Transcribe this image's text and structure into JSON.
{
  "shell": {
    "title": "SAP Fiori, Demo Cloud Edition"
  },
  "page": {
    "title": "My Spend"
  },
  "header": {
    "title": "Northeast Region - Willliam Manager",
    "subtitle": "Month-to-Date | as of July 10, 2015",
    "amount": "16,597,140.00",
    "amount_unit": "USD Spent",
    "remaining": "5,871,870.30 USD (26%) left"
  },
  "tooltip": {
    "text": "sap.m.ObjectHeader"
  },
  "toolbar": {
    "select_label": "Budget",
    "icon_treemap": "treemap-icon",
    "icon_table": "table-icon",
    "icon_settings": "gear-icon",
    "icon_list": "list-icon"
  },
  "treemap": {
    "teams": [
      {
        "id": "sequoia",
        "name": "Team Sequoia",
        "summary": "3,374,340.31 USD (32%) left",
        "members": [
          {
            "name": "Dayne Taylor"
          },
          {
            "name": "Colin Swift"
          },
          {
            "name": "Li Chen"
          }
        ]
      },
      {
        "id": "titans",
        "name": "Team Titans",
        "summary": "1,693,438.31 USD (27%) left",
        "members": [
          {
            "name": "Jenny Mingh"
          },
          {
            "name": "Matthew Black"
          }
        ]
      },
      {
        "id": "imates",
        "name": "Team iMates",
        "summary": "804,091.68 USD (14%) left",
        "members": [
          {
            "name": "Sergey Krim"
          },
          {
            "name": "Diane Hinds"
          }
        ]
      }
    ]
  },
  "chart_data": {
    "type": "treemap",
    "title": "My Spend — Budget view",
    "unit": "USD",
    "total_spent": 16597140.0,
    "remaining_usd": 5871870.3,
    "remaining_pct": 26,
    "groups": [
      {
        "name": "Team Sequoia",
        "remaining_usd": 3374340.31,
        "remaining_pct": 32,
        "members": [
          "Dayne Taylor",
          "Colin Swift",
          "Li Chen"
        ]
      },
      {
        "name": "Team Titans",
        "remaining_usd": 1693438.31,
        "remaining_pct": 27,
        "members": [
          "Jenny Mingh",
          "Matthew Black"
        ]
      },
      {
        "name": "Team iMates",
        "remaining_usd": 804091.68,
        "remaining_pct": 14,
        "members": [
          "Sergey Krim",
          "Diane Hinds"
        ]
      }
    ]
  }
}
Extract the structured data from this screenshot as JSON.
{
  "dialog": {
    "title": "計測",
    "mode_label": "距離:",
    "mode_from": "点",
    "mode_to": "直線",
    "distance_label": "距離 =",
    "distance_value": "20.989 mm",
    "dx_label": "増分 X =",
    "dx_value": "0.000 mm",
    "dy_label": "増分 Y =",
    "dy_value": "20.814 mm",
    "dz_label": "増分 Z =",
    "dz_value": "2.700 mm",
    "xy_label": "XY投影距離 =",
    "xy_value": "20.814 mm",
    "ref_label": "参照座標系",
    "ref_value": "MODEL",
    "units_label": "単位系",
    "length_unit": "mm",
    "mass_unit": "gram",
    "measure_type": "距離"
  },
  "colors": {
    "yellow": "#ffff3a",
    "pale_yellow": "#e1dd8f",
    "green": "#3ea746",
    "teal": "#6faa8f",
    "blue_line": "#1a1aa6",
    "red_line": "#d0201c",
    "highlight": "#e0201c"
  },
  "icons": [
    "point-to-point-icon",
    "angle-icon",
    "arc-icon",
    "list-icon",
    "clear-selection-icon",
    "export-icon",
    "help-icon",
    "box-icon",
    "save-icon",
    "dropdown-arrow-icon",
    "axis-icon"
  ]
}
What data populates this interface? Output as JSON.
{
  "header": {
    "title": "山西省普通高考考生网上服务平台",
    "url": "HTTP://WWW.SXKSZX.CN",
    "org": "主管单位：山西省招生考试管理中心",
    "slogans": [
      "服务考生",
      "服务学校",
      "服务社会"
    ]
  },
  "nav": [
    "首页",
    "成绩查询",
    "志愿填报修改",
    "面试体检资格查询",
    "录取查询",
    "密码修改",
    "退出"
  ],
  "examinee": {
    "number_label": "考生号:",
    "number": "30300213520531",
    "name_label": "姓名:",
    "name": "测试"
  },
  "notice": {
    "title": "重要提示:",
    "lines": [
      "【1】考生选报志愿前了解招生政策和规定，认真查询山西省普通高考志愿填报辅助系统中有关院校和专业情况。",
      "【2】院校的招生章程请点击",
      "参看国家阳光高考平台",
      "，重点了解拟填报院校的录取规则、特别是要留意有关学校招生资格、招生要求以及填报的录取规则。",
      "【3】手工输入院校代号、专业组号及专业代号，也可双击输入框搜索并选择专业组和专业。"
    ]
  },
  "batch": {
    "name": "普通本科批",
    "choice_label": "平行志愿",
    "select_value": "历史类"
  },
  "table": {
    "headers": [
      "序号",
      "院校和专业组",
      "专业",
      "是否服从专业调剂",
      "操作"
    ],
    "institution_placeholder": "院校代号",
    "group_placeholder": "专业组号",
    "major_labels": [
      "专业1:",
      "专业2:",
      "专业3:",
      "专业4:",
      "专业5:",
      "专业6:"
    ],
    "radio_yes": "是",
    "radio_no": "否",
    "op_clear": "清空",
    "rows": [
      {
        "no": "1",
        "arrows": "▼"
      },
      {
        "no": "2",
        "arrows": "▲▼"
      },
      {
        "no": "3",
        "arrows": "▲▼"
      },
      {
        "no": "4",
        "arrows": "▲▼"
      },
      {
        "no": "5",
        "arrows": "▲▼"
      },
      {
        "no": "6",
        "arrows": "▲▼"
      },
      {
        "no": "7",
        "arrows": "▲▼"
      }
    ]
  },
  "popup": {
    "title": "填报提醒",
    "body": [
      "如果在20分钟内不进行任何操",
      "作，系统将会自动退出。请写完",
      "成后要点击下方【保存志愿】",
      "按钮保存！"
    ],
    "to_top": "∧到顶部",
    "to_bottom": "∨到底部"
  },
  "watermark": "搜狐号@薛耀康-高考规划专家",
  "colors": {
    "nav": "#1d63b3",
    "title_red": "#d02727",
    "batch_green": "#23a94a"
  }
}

● Requirement
Nothing should be changed: write out all of the data as is.

● Complete answer
Transcribe this image's text and structure into JSON.
{
  "shell": {
    "title": "SAP Fiori, Demo Cloud Edition"
  },
  "page": {
    "title": "My Spend"
  },
  "header": {
    "title": "Northeast Region - Willliam Manager",
    "subtitle": "Month-to-Date | as of July 10, 2015",
    "amount": "16,597,140.00",
    "amount_unit": "USD Spent",
    "remaining": "5,871,870.30 USD (26%) left"
  },
  "tooltip": {
    "text": "sap.m.ObjectHeader"
  },
  "toolbar": {
    "select_label": "Budget",
    "icon_treemap": "treemap-icon",
    "icon_table": "table-icon",
    "icon_settings": "gear-icon",
    "icon_list": "list-icon"
  },
  "treemap": {
    "teams": [
      {
        "id": "sequoia",
        "name": "Team Sequoia",
        "summary": "3,374,340.31 USD (32%) left",
        "members": [
          {
            "name": "Dayne Taylor"
          },
          {
            "name": "Colin Swift"
          },
          {
            "name": "Li Chen"
          }
        ]
      },
      {
        "id": "titans",
        "name": "Team Titans",
        "summary": "1,693,438.31 USD (27%) left",
        "members": [
          {
            "name": "Jenny Mingh"
          },
          {
            "name": "Matthew Black"
          }
        ]
      },
      {
        "id": "imates",
        "name": "Team iMates",
        "summary": "804,091.68 USD (14%) left",
        "members": [
          {
            "name": "Sergey Krim"
          },
          {
            "name": "Diane Hinds"
          }
        ]
      }
    ]
  },
  "chart_data": {
    "type": "treemap",
    "title": "My Spend — Budget view",
    "unit": "USD",
    "total_spent": 16597140.0,
    "remaining_usd": 5871870.3,
    "remaining_pct": 26,
    "groups": [
      {
        "name": "Team Sequoia",
        "remaining_usd": 3374340.31,
        "remaining_pct": 32,
        "members": [
          "Dayne Taylor",
          "Colin Swift",
          "Li Chen"
        ]
      },
      {
        "name": "Team Titans",
        "remaining_usd": 1693438.31,
        "remaining_pct": 27,
        "members": [
          "Jenny Mingh",
          "Matthew Black"
        ]
      },
      {
        "name": "Team iMates",
        "remaining_usd": 804091.68,
        "remaining_pct": 14,
        "members": [
          "Sergey Krim",
          "Diane Hinds"
        ]
      }
    ]
  }
}
Extract the structured data from this screenshot as JSON.
{
  "dialog": {
    "title": "計測",
    "mode_label": "距離:",
    "mode_from": "点",
    "mode_to": "直線",
    "distance_label": "距離 =",
    "distance_value": "20.989 mm",
    "dx_label": "増分 X =",
    "dx_value": "0.000 mm",
    "dy_label": "増分 Y =",
    "dy_value": "20.814 mm",
    "dz_label": "増分 Z =",
    "dz_value": "2.700 mm",
    "xy_label": "XY投影距離 =",
    "xy_value": "20.814 mm",
    "ref_label": "参照座標系",
    "ref_value": "MODEL",
    "units_label": "単位系",
    "length_unit": "mm",
    "mass_unit": "gram",
    "measure_type": "距離"
  },
  "colors": {
    "yellow": "#ffff3a",
    "pale_yellow": "#e1dd8f",
    "green": "#3ea746",
    "teal": "#6faa8f",
    "blue_line": "#1a1aa6",
    "red_line": "#d0201c",
    "highlight": "#e0201c"
  },
  "icons": [
    "point-to-point-icon",
    "angle-icon",
    "arc-icon",
    "list-icon",
    "clear-selection-icon",
    "export-icon",
    "help-icon",
    "box-icon",
    "save-icon",
    "dropdown-arrow-icon",
    "axis-icon"
  ]
}
What data populates this interface? Output as JSON.
{
  "header": {
    "title": "山西省普通高考考生网上服务平台",
    "url": "HTTP://WWW.SXKSZX.CN",
    "org": "主管单位：山西省招生考试管理中心",
    "slogans": [
      "服务考生",
      "服务学校",
      "服务社会"
    ]
  },
  "nav": [
    "首页",
    "成绩查询",
    "志愿填报修改",
    "面试体检资格查询",
    "录取查询",
    "密码修改",
    "退出"
  ],
  "examinee": {
    "number_label": "考生号:",
    "number": "30300213520531",
    "name_label": "姓名:",
    "name": "测试"
  },
  "notice": {
    "title": "重要提示:",
    "lines": [
      "【1】考生选报志愿前了解招生政策和规定，认真查询山西省普通高考志愿填报辅助系统中有关院校和专业情况。",
      "【2】院校的招生章程请点击",
      "参看国家阳光高考平台",
      "，重点了解拟填报院校的录取规则、特别是要留意有关学校招生资格、招生要求以及填报的录取规则。",
      "【3】手工输入院校代号、专业组号及专业代号，也可双击输入框搜索并选择专业组和专业。"
    ]
  },
  "batch": {
    "name": "普通本科批",
    "choice_label": "平行志愿",
    "select_value": "历史类"
  },
  "table": {
    "headers": [
      "序号",
      "院校和专业组",
      "专业",
      "是否服从专业调剂",
      "操作"
    ],
    "institution_placeholder": "院校代号",
    "group_placeholder": "专业组号",
    "major_labels": [
      "专业1:",
      "专业2:",
      "专业3:",
      "专业4:",
      "专业5:",
      "专业6:"
    ],
    "radio_yes": "是",
    "radio_no": "否",
    "op_clear": "清空",
    "rows": [
      {
        "no": "1",
        "arrows": "▼"
      },
      {
        "no": "2",
        "arrows": "▲▼"
      },
      {
        "no": "3",
        "arrows": "▲▼"
      },
      {
        "no": "4",
        "arrows": "▲▼"
      },
      {
        "no": "5",
        "arrows": "▲▼"
      },
      {
        "no": "6",
        "arrows": "▲▼"
      },
      {
        "no": "7",
        "arrows": "▲▼"
      }
    ]
  },
  "popup": {
    "title": "填报提醒",
    "body": [
      "如果在20分钟内不进行任何操",
      "作，系统将会自动退出。请写完",
      "成后要点击下方【保存志愿】",
      "按钮保存！"
    ],
    "to_top": "∧到顶部",
    "to_bottom": "∨到底部"
  },
  "watermark": "搜狐号@薛耀康-高考规划专家",
  "colors": {
    "nav": "#1d63b3",
    "title_red": "#d02727",
    "batch_green": "#23a94a"
  }
}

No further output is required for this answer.